For developed countries it is estimated that most of the buildings
that will be in use in 2050 have already been built [8]. Meanwhile,
the renewal rate of the Swedish residential stock is only 0.6% [9]
which implies a need for EEM in the existing stock if these targets
are to be met.
According to Statistics Sweden [10], the Swedish residential
building stock consists of roughly 4.9 million apartments of which
2.5 million are found in the multi-family building (MFB) stock. The
MFB stock is old with 75 % of apartments having been built before
1980 and 51 % of apartments being built between 1951 and 1980. Many
of these apartments were built as a result of a governmental
programme in 1965, the million homes programme, aiming at one
million new apartments in the coming decade [11]. During this time
period, roughly 700 000 apartments in MFBs were constructed.
Furthermore, many of these buildings have not been renovated and
there have been a few attempts to quantify the renovation need. In
2011, a survey conducted with property owners came to the
conclusion that roughly 75 % of the MFBs from 1961-1975 were due
for renewal, with 320 000 apartments needing thorough renovation
[12]. A similar conclusion was made by a study in 2013, estimating
614 000 apartments needing renovation in the near future of which
471 000 needing major renovation [13]. A follow-up study was done
in 2018 by accounting for major renovation activities since 2013
and concluded that there are still 213 000 apartments in need of
major renovation [14].

---+---

→ **Task details**: Render this sentence from the passage on Swedish housing in Spanish: "During this time period, roughly 700 000 apartments in MFBs were constructed."

→ **Data lines**:
---+---

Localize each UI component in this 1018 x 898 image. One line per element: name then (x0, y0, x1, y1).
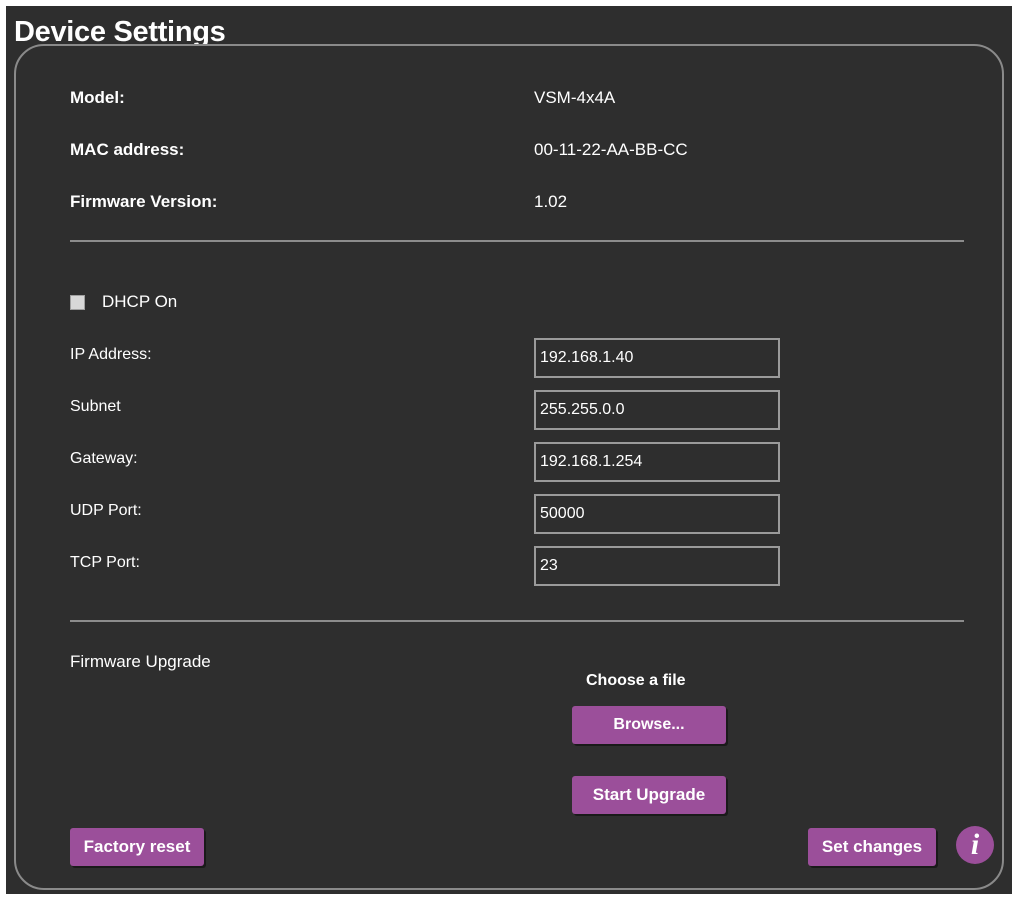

---+---

→ **Solution to the exercise**: Durante este período se construyeron aproximadamente 700 000 apartamentos en MFB.